_WHAT NEEDS TO BE DONE:_
Repeat each line word for word.
[START OF SUPPLIED MATERIAL]
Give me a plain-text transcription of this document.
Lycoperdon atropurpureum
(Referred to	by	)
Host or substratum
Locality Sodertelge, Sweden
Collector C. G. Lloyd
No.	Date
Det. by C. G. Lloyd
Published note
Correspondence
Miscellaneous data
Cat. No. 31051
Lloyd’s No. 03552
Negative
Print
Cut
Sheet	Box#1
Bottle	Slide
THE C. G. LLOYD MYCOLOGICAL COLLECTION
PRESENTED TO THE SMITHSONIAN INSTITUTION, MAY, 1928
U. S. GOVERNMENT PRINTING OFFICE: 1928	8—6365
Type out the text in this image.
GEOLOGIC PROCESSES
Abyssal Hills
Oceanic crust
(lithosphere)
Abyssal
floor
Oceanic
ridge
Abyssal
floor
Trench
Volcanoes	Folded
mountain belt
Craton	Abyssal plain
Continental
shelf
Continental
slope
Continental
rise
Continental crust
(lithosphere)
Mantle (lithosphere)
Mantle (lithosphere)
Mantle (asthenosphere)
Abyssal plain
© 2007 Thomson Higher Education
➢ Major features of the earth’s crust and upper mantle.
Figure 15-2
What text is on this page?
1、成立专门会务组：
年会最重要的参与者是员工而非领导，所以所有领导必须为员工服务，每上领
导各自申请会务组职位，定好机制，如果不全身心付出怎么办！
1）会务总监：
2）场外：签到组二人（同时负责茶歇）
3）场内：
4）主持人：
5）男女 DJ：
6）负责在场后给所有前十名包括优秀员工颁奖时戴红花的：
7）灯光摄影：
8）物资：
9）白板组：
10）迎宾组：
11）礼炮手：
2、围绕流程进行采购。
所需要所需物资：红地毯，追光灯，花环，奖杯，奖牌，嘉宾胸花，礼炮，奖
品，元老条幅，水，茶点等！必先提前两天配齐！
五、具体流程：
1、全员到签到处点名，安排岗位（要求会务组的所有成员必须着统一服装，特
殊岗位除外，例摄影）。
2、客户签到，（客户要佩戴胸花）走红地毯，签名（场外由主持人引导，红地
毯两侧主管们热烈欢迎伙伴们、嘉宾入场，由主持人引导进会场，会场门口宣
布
[END OF SUPPLIED MATERIAL]
_RESULT OF THIS TASK:_
Give me a plain-text transcription of this document.
Lycoperdon atropurpureum
(Referred to	by	)
Host or substratum
Locality Sodertelge, Sweden
Collector C. G. Lloyd
No.	Date
Det. by C. G. Lloyd
Published note
Correspondence
Miscellaneous data
Cat. No. 31051
Lloyd’s No. 03552
Negative
Print
Cut
Sheet	Box#1
Bottle	Slide
THE C. G. LLOYD MYCOLOGICAL COLLECTION
PRESENTED TO THE SMITHSONIAN INSTITUTION, MAY, 1928
U. S. GOVERNMENT PRINTING OFFICE: 1928	8—6365
Type out the text in this image.
GEOLOGIC PROCESSES
Abyssal Hills
Oceanic crust
(lithosphere)
Abyssal
floor
Oceanic
ridge
Abyssal
floor
Trench
Volcanoes	Folded
mountain belt
Craton	Abyssal plain
Continental
shelf
Continental
slope
Continental
rise
Continental crust
(lithosphere)
Mantle (lithosphere)
Mantle (lithosphere)
Mantle (asthenosphere)
Abyssal plain
© 2007 Thomson Higher Education
➢ Major features of the earth’s crust and upper mantle.
Figure 15-2
What text is on this page?
1、成立专门会务组：
年会最重要的参与者是员工而非领导，所以所有领导必须为员工服务，每上领
导各自申请会务组职位，定好机制，如果不全身心付出怎么办！
1）会务总监：
2）场外：签到组二人（同时负责茶歇）
3）场内：
4）主持人：
5）男女 DJ：
6）负责在场后给所有前十名包括优秀员工颁奖时戴红花的：
7）灯光摄影：
8）物资：
9）白板组：
10）迎宾组：
11）礼炮手：
2、围绕流程进行采购。
所需要所需物资：红地毯，追光灯，花环，奖杯，奖牌，嘉宾胸花，礼炮，奖
品，元老条幅，水，茶点等！必先提前两天配齐！
五、具体流程：
1、全员到签到处点名，安排岗位（要求会务组的所有成员必须着统一服装，特
殊岗位除外，例摄影）。
2、客户签到，（客户要佩戴胸花）走红地毯，签名（场外由主持人引导，红地
毯两侧主管们热烈欢迎伙伴们、嘉宾入场，由主持人引导进会场，会场门口宣
布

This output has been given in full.